Please format the records below as a JSON list of strings, one string per line, skipping blank lines and leaving the pictures out.

● **INFORMATION SHOWN**
>> BEGIN

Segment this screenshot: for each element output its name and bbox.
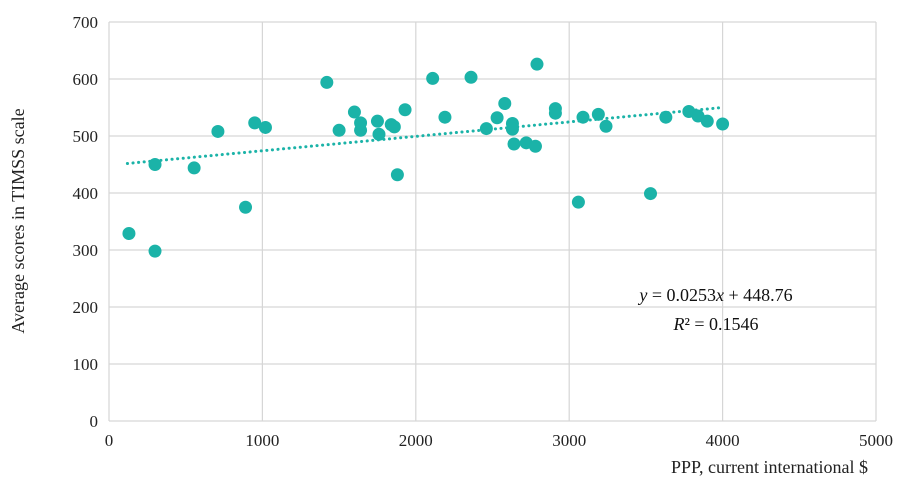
r-squared-label: R² = 0.1546 xyxy=(672,314,758,334)
y-tick-label: 300 xyxy=(73,241,99,260)
data-point xyxy=(464,70,478,84)
data-point xyxy=(438,110,452,124)
y-tick-label: 700 xyxy=(73,13,99,32)
data-point xyxy=(528,139,542,153)
data-point xyxy=(187,161,201,175)
data-point xyxy=(426,71,440,85)
data-point xyxy=(398,103,412,117)
data-point xyxy=(122,226,136,240)
y-axis-title: Average scores in TIMSS scale xyxy=(8,108,28,333)
y-tick-label: 600 xyxy=(73,70,99,89)
data-point xyxy=(498,97,512,111)
data-point xyxy=(571,195,585,209)
data-point xyxy=(576,110,590,124)
data-point xyxy=(644,187,658,201)
data-point xyxy=(320,75,334,89)
data-point xyxy=(548,106,562,120)
data-point xyxy=(591,107,605,121)
data-point xyxy=(148,244,162,258)
x-tick-label: 0 xyxy=(105,431,114,450)
x-tick-label: 4000 xyxy=(706,431,740,450)
data-point xyxy=(372,127,386,141)
x-tick-label: 1000 xyxy=(245,431,279,450)
y-tick-label: 200 xyxy=(73,298,99,317)
data-point xyxy=(211,124,225,138)
y-tick-label: 400 xyxy=(73,184,99,203)
x-axis-title: PPP, current international $ xyxy=(671,457,868,477)
data-point xyxy=(599,119,613,133)
data-point xyxy=(505,122,519,136)
data-point xyxy=(659,110,673,124)
x-tick-label: 3000 xyxy=(552,431,586,450)
data-point xyxy=(700,114,714,128)
data-point xyxy=(387,120,401,134)
x-tick-labels: 0 1000 2000 3000 4000 5000 xyxy=(105,431,893,450)
data-point xyxy=(716,117,730,131)
data-point xyxy=(248,116,262,130)
data-point xyxy=(530,57,544,71)
data-point xyxy=(347,105,361,119)
y-tick-label: 500 xyxy=(73,127,99,146)
data-point xyxy=(239,200,253,214)
y-tick-label: 0 xyxy=(90,412,99,431)
trendline xyxy=(125,106,725,165)
x-tick-label: 2000 xyxy=(399,431,433,450)
data-point xyxy=(370,114,384,128)
data-point xyxy=(490,111,504,125)
y-tick-labels: 0 100 200 300 400 500 600 700 xyxy=(73,13,99,431)
trendline-equation: y = 0.0253x + 448.76 xyxy=(637,285,792,305)
trendline-group xyxy=(125,106,725,165)
data-points xyxy=(122,57,730,258)
x-tick-label: 5000 xyxy=(859,431,893,450)
data-point xyxy=(354,116,368,130)
data-point xyxy=(258,120,272,134)
gridlines xyxy=(108,21,877,422)
y-tick-label: 100 xyxy=(73,355,99,374)
data-point xyxy=(332,123,346,137)
data-point xyxy=(390,168,404,182)
data-point xyxy=(479,122,493,136)
data-point xyxy=(148,158,162,171)
data-point xyxy=(507,137,521,151)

>> END

● **REPLY**
[
  "Segment this screenshot: for each element output its name and bbox.",
  "r-squared-label: R² = 0.1546 xyxy=(672,314,758,334)",
  "y-tick-label: 300 xyxy=(73,241,99,260)",
  "data-point xyxy=(464,70,478,84)",
  "data-point xyxy=(438,110,452,124)",
  "y-tick-label: 700 xyxy=(73,13,99,32)",
  "data-point xyxy=(528,139,542,153)",
  "data-point xyxy=(187,161,201,175)",
  "data-point xyxy=(426,71,440,85)",
  "data-point xyxy=(398,103,412,117)",
  "data-point xyxy=(122,226,136,240)",
  "y-axis-title: Average scores in TIMSS scale xyxy=(8,108,28,333)",
  "y-tick-label: 600 xyxy=(73,70,99,89)",
  "data-point xyxy=(498,97,512,111)",
  "data-point xyxy=(571,195,585,209)",
  "data-point xyxy=(576,110,590,124)",
  "data-point xyxy=(644,187,658,201)",
  "data-point xyxy=(320,75,334,89)",
  "data-point xyxy=(548,106,562,120)",
  "data-point xyxy=(591,107,605,121)",
  "data-point xyxy=(148,244,162,258)",
  "x-tick-label: 0 xyxy=(105,431,114,450)",
  "x-tick-label: 4000 xyxy=(706,431,740,450)",
  "data-point xyxy=(372,127,386,141)",
  "x-tick-label: 1000 xyxy=(245,431,279,450)",
  "y-tick-label: 200 xyxy=(73,298,99,317)",
  "data-point xyxy=(211,124,225,138)",
  "y-tick-label: 400 xyxy=(73,184,99,203)",
  "x-axis-title: PPP, current international $ xyxy=(671,457,868,477)",
  "data-point xyxy=(599,119,613,133)",
  "data-point xyxy=(505,122,519,136)",
  "data-point xyxy=(659,110,673,124)",
  "x-tick-label: 3000 xyxy=(552,431,586,450)",
  "data-point xyxy=(700,114,714,128)",
  "data-point xyxy=(387,120,401,134)",
  "x-tick-labels: 0 1000 2000 3000 4000 5000 xyxy=(105,431,893,450)",
  "data-point xyxy=(716,117,730,131)",
  "data-point xyxy=(248,116,262,130)",
  "data-point xyxy=(530,57,544,71)",
  "data-point xyxy=(347,105,361,119)",
  "y-tick-label: 500 xyxy=(73,127,99,146)",
  "data-point xyxy=(239,200,253,214)",
  "y-tick-label: 0 xyxy=(90,412,99,431)",
  "trendline xyxy=(125,106,725,165)",
  "x-tick-label: 2000 xyxy=(399,431,433,450)",
  "data-point xyxy=(370,114,384,128)",
  "data-point xyxy=(490,111,504,125)",
  "y-tick-labels: 0 100 200 300 400 500 600 700 xyxy=(73,13,99,431)",
  "trendline-equation: y = 0.0253x + 448.76 xyxy=(637,285,792,305)",
  "trendline-group xyxy=(125,106,725,165)",
  "data-points xyxy=(122,57,730,258)",
  "x-tick-label: 5000 xyxy=(859,431,893,450)",
  "data-point xyxy=(354,116,368,130)",
  "data-point xyxy=(258,120,272,134)",
  "gridlines xyxy=(108,21,877,422)",
  "y-tick-label: 100 xyxy=(73,355,99,374)",
  "data-point xyxy=(332,123,346,137)",
  "data-point xyxy=(390,168,404,182)",
  "data-point xyxy=(479,122,493,136)",
  "data-point xyxy=(148,158,162,171)",
  "data-point xyxy=(507,137,521,151)"
]